# Page excerpt:
# No PICS: Andouille stuffed ABT's with Shrimp Boil on Saturday



## chadinclw (Nov 7, 2011)

No pics.

Did a few jalapeno ABTs with cream cheese/cheddar seasoned with cajun spice and a nice slice of andouille. Bacon wrapped, of course, and cooked in the MES40 with Jack Daniel's pellets. Also did some sweet peppers stuffed the same.

The shrimp boil went well with 5# of shrimp along with smoked sausage, potatoes, carrots, onions, corn, etc.

Great time was had by all and we broke in the new fire pit and conversation area on the lanai.


----------



## bmudd14474 (Nov 7, 2011)

Sounds like it was a great time.


----------



## boykjo (Nov 7, 2011)

If I think real hard I can picture it in my head....... yum........

# Dataset excerpt:
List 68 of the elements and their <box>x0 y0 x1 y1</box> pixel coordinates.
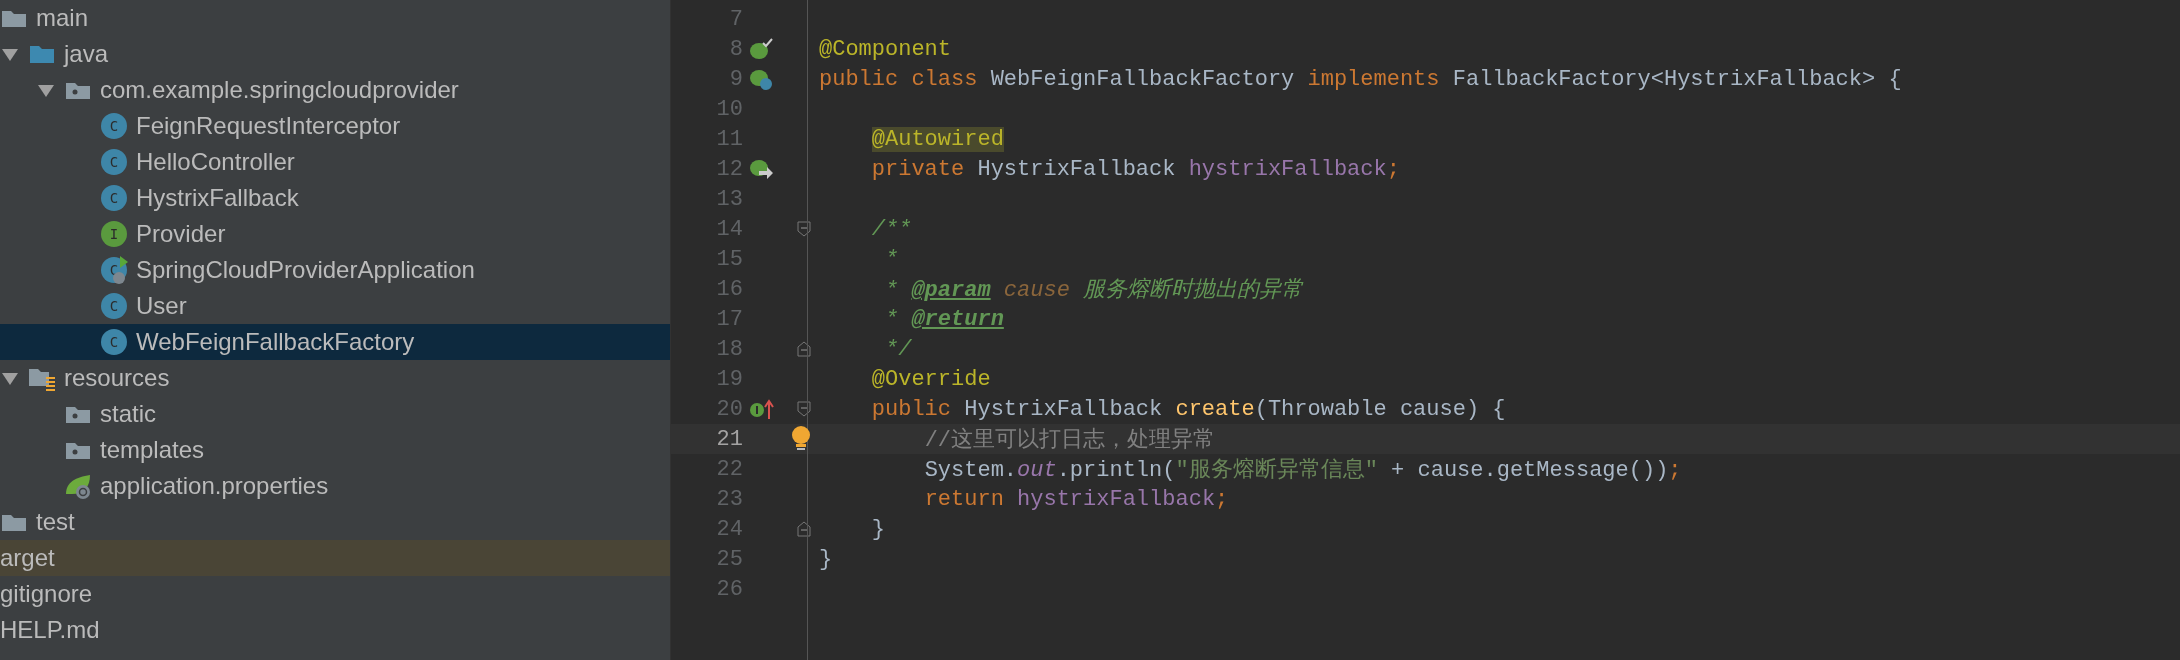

# What is expected:
Pick up the forum thread about andouille-stuffed ABTs and a shrimp boil after its last reply and continue it.

# Output for this task:
	

	
	
		
		



		
			












Joe


----------



## oldschoolbbq (Nov 7, 2011)

I'm sorry but...


----------



## SmokinAl (Nov 8, 2011)

It really sounds good!

Too bad you didn't get any photo's.


----------



## chadinclw (Nov 8, 2011)

Sorry, guys! But I've been doing this stuff for a LONG time and pictures just don't take priority to loving on my guests and my new daughter-in-law!! Her hubby, my son, is in boot camp.

Guess I'll just lurk and not post!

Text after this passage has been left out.